**WHAT YOU NEED TO DO**
Check every line of the entries for "Application", and copy the lines that hold it.

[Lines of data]
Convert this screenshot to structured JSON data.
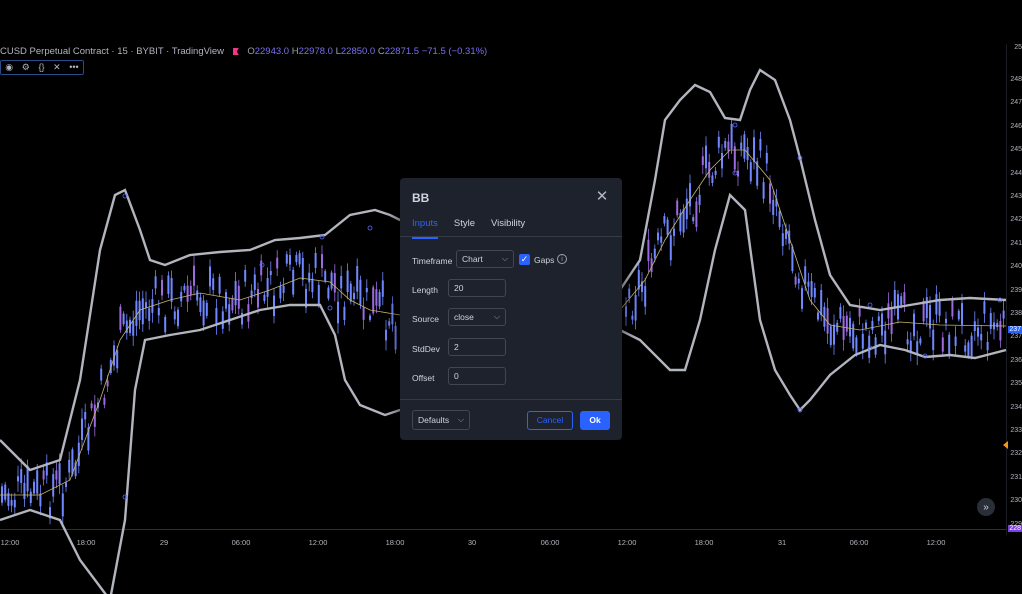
{
  "legend": {
    "title": "CUSD Perpetual Contract · 15 · BYBIT · TradingView",
    "open_label": "O",
    "open": "22943.0",
    "high_label": "H",
    "high": "22978.0",
    "low_label": "L",
    "low": "22850.0",
    "close_label": "C",
    "close": "22871.5",
    "change": "−71.5 (−0.31%)"
  },
  "indicator_toolbar": {
    "icons": [
      "eye-icon",
      "settings-icon",
      "source-code-icon",
      "close-icon",
      "more-icon"
    ],
    "glyphs": [
      "◉",
      "⚙",
      "{}",
      "✕",
      "•••"
    ]
  },
  "price_axis": {
    "ticks": [
      "248",
      "247",
      "246",
      "245",
      "244",
      "243",
      "242",
      "241",
      "240",
      "239",
      "238",
      "237",
      "236",
      "235",
      "234",
      "233",
      "232",
      "231",
      "230",
      "229"
    ],
    "top_partial": "25",
    "current_price_label": "237",
    "bottom_price_label": "228"
  },
  "time_axis": {
    "ticks": [
      "12:00",
      "18:00",
      "29",
      "06:00",
      "12:00",
      "18:00",
      "30",
      "06:00",
      "12:00",
      "18:00",
      "31",
      "06:00",
      "12:00"
    ]
  },
  "chart_data": {
    "type": "candlestick",
    "indicator": "BB",
    "series": [
      {
        "name": "upper"
      },
      {
        "name": "basis"
      },
      {
        "name": "lower"
      }
    ],
    "colors": {
      "candle": "#7088ff",
      "candle_down": "#9c6ade",
      "bands": "#b2b5be",
      "basis": "#c8b46a"
    }
  },
  "dialog": {
    "title": "BB",
    "close_glyph": "✕",
    "tabs": [
      "Inputs",
      "Style",
      "Visibility"
    ],
    "active_tab": "Inputs",
    "timeframe": {
      "label": "Timeframe",
      "value": "Chart"
    },
    "gaps": {
      "label": "Gaps",
      "checked": true,
      "info_glyph": "i"
    },
    "length": {
      "label": "Length",
      "value": "20"
    },
    "source": {
      "label": "Source",
      "value": "close"
    },
    "stddev": {
      "label": "StdDev",
      "value": "2"
    },
    "offset": {
      "label": "Offset",
      "value": "0"
    },
    "defaults_label": "Defaults",
    "cancel_label": "Cancel",
    "ok_label": "Ok"
  },
  "colors": {
    "accent": "#2962ff",
    "background": "#000000",
    "dialog_bg": "#1e222d",
    "flag": "#f23687"
  }
}
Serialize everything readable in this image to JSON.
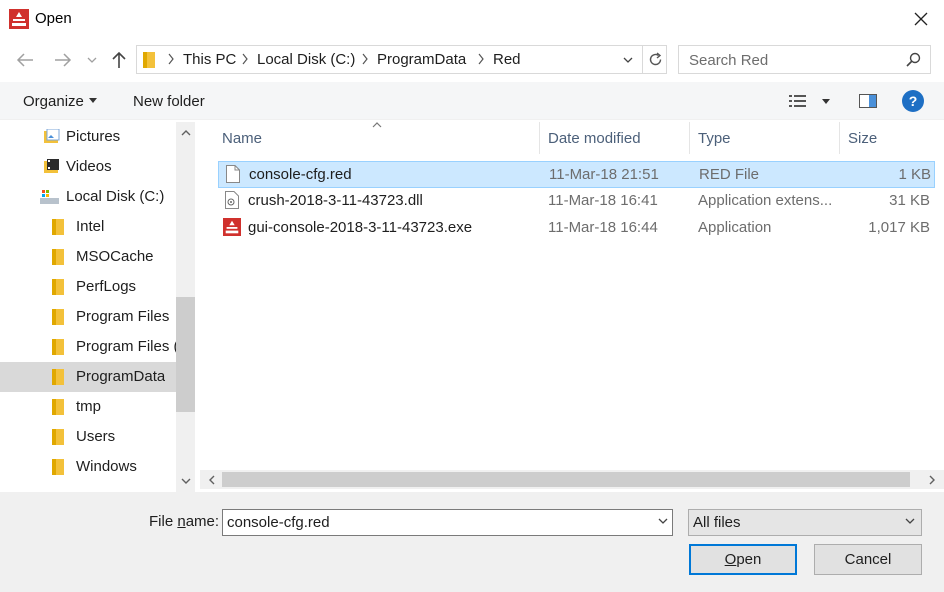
{
  "window": {
    "title": "Open"
  },
  "navigation": {
    "breadcrumb": [
      "This PC",
      "Local Disk (C:)",
      "ProgramData",
      "Red"
    ],
    "search_placeholder": "Search Red"
  },
  "toolbar": {
    "organize_label": "Organize",
    "new_folder_label": "New folder",
    "help_label": "?"
  },
  "nav_pane": {
    "items": [
      {
        "label": "Pictures",
        "icon": "pictures-icon"
      },
      {
        "label": "Videos",
        "icon": "videos-icon"
      },
      {
        "label": "Local Disk (C:)",
        "icon": "drive-icon"
      },
      {
        "label": "Intel",
        "icon": "folder-icon"
      },
      {
        "label": "MSOCache",
        "icon": "folder-icon"
      },
      {
        "label": "PerfLogs",
        "icon": "folder-icon"
      },
      {
        "label": "Program Files",
        "icon": "folder-icon"
      },
      {
        "label": "Program Files (",
        "icon": "folder-icon"
      },
      {
        "label": "ProgramData",
        "icon": "folder-icon",
        "selected": true
      },
      {
        "label": "tmp",
        "icon": "folder-icon"
      },
      {
        "label": "Users",
        "icon": "folder-icon"
      },
      {
        "label": "Windows",
        "icon": "folder-icon"
      }
    ]
  },
  "file_list": {
    "columns": [
      "Name",
      "Date modified",
      "Type",
      "Size"
    ],
    "rows": [
      {
        "name": "console-cfg.red",
        "date": "11-Mar-18 21:51",
        "type": "RED File",
        "size": "1 KB",
        "icon": "document-icon",
        "selected": true
      },
      {
        "name": "crush-2018-3-11-43723.dll",
        "date": "11-Mar-18 16:41",
        "type": "Application extens...",
        "size": "31 KB",
        "icon": "dll-icon"
      },
      {
        "name": "gui-console-2018-3-11-43723.exe",
        "date": "11-Mar-18 16:44",
        "type": "Application",
        "size": "1,017 KB",
        "icon": "red-app-icon"
      }
    ]
  },
  "bottom": {
    "file_name_label_pre": "File ",
    "file_name_label_ul": "n",
    "file_name_label_post": "ame:",
    "file_name_value": "console-cfg.red",
    "filter_value": "All files",
    "open_ul": "O",
    "open_rest": "pen",
    "cancel_label": "Cancel"
  },
  "colors": {
    "accent": "#0078d7",
    "selection": "#cce8ff",
    "app_red": "#d0312d",
    "folder": "#f3c13a"
  }
}
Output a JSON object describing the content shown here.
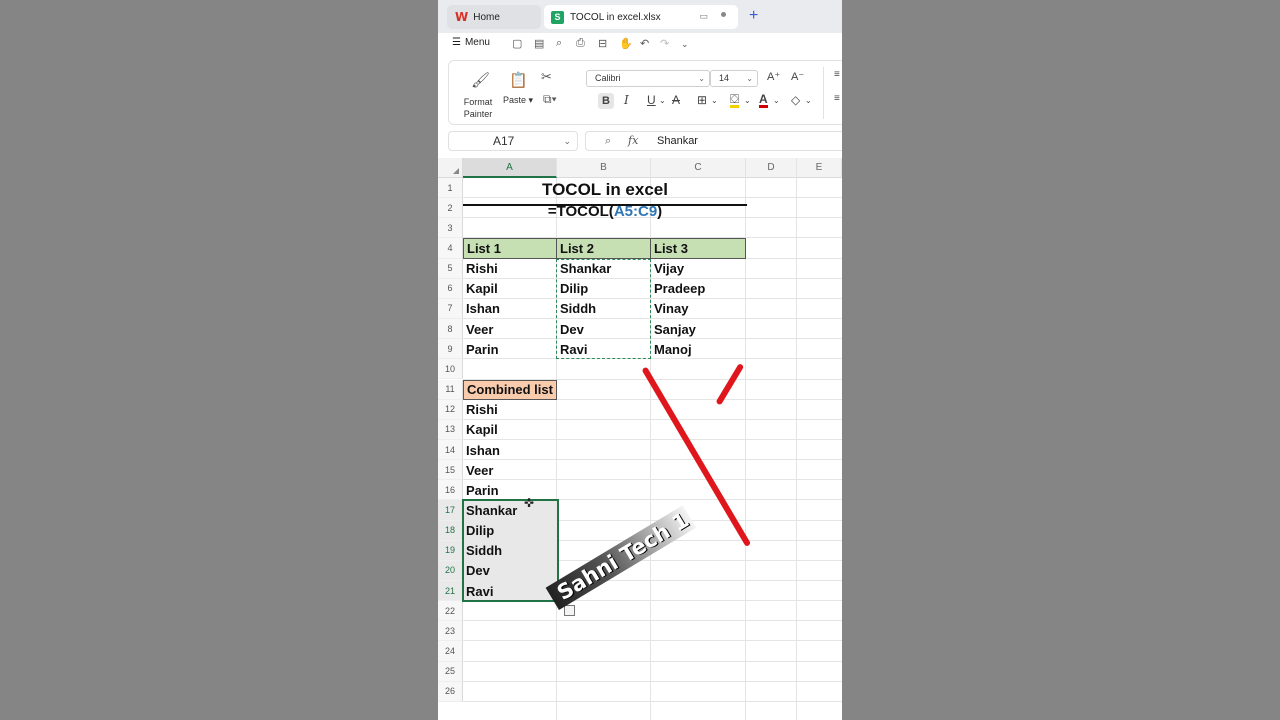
{
  "tabs": {
    "home": "Home",
    "file": "TOCOL in excel.xlsx"
  },
  "quickbar": {
    "menu": "Menu"
  },
  "ribbon": {
    "format_painter_line1": "Format",
    "format_painter_line2": "Painter",
    "paste": "Paste",
    "font_name": "Calibri",
    "font_size": "14",
    "bold": "B",
    "italic": "I",
    "underline": "U"
  },
  "formula_bar": {
    "name_box": "A17",
    "fx": "fx",
    "value": "Shankar"
  },
  "columns": [
    "A",
    "B",
    "C",
    "D",
    "E"
  ],
  "rows": [
    "1",
    "2",
    "3",
    "4",
    "5",
    "6",
    "7",
    "8",
    "9",
    "10",
    "11",
    "12",
    "13",
    "14",
    "15",
    "16",
    "17",
    "18",
    "19",
    "20",
    "21",
    "22",
    "23",
    "24",
    "25",
    "26"
  ],
  "sheet": {
    "title": "TOCOL in excel",
    "formula_prefix": "=TOCOL(",
    "formula_ref": "A5:C9",
    "formula_suffix": ")",
    "headers": [
      "List 1",
      "List 2",
      "List 3"
    ],
    "list1": [
      "Rishi",
      "Kapil",
      "Ishan",
      "Veer",
      "Parin"
    ],
    "list2": [
      "Shankar",
      "Dilip",
      "Siddh",
      "Dev",
      "Ravi"
    ],
    "list3": [
      "Vijay",
      "Pradeep",
      "Vinay",
      "Sanjay",
      "Manoj"
    ],
    "combined_header": "Combined list",
    "combined": [
      "Rishi",
      "Kapil",
      "Ishan",
      "Veer",
      "Parin",
      "Shankar",
      "Dilip",
      "Siddh",
      "Dev",
      "Ravi"
    ]
  },
  "watermark": "Sahni Tech 1",
  "colors": {
    "accent_green": "#217346",
    "header_green": "#c6e0b4",
    "header_orange": "#f8cbad",
    "formula_ref_blue": "#2e75b6",
    "annotation_red": "#e0161d"
  }
}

**RESPONSE BELOW**
        "type": "Application extens...",
        "type": "Application",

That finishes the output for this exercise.